• _Your instructions_
Reproduce without any changes the part of the items that runs from the very beginning of the items through the line containing "top-data-point-0: [497, 265, 505, 273]", including that final line.
-- START Material --
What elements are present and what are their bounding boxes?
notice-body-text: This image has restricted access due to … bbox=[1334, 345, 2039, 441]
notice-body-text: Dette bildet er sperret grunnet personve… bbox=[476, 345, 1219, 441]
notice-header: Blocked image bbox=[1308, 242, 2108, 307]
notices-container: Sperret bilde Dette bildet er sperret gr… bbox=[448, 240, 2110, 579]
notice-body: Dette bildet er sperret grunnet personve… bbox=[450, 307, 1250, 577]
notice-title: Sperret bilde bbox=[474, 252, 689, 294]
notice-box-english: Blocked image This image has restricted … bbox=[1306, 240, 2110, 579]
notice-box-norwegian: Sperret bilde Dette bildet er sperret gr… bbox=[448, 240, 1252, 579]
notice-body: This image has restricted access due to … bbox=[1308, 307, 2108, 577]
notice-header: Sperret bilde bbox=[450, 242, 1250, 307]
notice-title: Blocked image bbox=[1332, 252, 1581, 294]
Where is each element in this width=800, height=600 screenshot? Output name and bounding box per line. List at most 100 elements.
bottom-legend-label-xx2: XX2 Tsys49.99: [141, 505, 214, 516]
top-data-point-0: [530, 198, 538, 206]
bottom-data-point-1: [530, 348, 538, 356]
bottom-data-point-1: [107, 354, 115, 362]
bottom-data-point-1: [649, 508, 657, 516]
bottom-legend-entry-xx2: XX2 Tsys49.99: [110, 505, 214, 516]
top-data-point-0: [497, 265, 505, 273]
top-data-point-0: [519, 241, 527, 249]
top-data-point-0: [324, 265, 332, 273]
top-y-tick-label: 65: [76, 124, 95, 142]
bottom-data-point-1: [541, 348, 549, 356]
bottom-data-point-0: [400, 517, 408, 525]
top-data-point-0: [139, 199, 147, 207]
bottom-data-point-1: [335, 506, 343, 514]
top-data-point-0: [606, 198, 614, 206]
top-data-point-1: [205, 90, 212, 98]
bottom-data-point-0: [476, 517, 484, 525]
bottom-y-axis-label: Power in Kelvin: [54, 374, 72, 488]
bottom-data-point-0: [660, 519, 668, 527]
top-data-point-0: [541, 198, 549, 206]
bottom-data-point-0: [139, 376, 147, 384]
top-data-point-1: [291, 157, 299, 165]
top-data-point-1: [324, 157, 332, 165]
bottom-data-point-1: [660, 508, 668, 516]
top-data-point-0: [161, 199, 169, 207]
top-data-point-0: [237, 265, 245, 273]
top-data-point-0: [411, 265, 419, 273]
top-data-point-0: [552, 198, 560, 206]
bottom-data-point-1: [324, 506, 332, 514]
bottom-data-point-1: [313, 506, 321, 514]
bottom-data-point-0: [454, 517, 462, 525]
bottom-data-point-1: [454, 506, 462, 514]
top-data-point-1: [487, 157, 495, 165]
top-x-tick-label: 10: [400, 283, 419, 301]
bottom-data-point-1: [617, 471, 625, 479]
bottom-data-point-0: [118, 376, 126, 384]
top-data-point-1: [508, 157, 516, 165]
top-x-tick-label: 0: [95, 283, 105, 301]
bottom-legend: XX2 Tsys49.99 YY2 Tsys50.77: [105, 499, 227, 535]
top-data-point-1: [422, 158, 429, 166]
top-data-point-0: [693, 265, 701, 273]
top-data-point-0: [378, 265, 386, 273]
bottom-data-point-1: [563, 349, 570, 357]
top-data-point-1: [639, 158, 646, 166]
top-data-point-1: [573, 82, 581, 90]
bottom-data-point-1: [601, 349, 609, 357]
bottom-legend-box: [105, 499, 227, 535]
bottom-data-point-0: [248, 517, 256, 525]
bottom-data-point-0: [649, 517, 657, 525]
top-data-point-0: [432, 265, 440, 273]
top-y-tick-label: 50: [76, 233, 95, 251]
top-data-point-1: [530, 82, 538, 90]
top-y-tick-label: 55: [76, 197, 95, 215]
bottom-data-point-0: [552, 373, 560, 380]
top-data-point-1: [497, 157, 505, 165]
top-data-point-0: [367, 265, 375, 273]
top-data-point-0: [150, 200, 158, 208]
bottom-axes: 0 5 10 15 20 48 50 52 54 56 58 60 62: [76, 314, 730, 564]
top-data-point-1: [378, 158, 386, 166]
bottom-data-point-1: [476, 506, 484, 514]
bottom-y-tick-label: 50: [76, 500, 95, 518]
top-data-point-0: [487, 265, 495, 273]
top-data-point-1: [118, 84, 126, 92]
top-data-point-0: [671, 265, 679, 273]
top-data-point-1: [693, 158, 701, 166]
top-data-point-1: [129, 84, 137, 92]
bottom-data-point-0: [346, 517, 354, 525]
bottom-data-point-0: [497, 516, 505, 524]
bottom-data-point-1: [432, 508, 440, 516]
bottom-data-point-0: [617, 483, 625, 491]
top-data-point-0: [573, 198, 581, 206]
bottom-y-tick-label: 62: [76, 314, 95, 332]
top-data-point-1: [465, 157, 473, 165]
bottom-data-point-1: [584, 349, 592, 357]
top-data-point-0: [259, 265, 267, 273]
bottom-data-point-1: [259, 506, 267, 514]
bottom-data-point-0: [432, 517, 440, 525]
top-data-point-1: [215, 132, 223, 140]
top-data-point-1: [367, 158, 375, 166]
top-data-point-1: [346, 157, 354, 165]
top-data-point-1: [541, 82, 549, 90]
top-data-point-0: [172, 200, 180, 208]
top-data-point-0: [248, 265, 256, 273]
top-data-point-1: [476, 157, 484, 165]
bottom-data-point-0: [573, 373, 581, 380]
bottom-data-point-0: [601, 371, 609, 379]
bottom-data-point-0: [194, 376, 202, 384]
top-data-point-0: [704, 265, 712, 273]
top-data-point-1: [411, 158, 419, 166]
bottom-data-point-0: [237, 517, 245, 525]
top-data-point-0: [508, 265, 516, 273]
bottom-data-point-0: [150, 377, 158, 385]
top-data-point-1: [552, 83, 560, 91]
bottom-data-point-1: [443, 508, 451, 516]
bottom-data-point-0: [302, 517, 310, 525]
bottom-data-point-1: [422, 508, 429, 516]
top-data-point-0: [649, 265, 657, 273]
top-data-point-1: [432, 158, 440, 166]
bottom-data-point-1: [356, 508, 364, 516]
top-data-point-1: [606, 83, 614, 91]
-- END Material --
• _Reply to the exercise_
What elements are present and what are their bounding boxes?
notice-body-text: This image has restricted access due to … bbox=[1334, 345, 2039, 441]
notice-body-text: Dette bildet er sperret grunnet personve… bbox=[476, 345, 1219, 441]
notice-header: Blocked image bbox=[1308, 242, 2108, 307]
notices-container: Sperret bilde Dette bildet er sperret gr… bbox=[448, 240, 2110, 579]
notice-body: Dette bildet er sperret grunnet personve… bbox=[450, 307, 1250, 577]
notice-title: Sperret bilde bbox=[474, 252, 689, 294]
notice-box-english: Blocked image This image has restricted … bbox=[1306, 240, 2110, 579]
notice-box-norwegian: Sperret bilde Dette bildet er sperret gr… bbox=[448, 240, 1252, 579]
notice-body: This image has restricted access due to … bbox=[1308, 307, 2108, 577]
notice-header: Sperret bilde bbox=[450, 242, 1250, 307]
notice-title: Blocked image bbox=[1332, 252, 1581, 294]
Where is each element in this width=800, height=600 screenshot? Output name and bounding box per line. List at most 100 elements.
bottom-legend-label-xx2: XX2 Tsys49.99: [141, 505, 214, 516]
top-data-point-0: [530, 198, 538, 206]
bottom-data-point-1: [530, 348, 538, 356]
bottom-data-point-1: [107, 354, 115, 362]
bottom-data-point-1: [649, 508, 657, 516]
bottom-legend-entry-xx2: XX2 Tsys49.99: [110, 505, 214, 516]
top-data-point-0: [497, 265, 505, 273]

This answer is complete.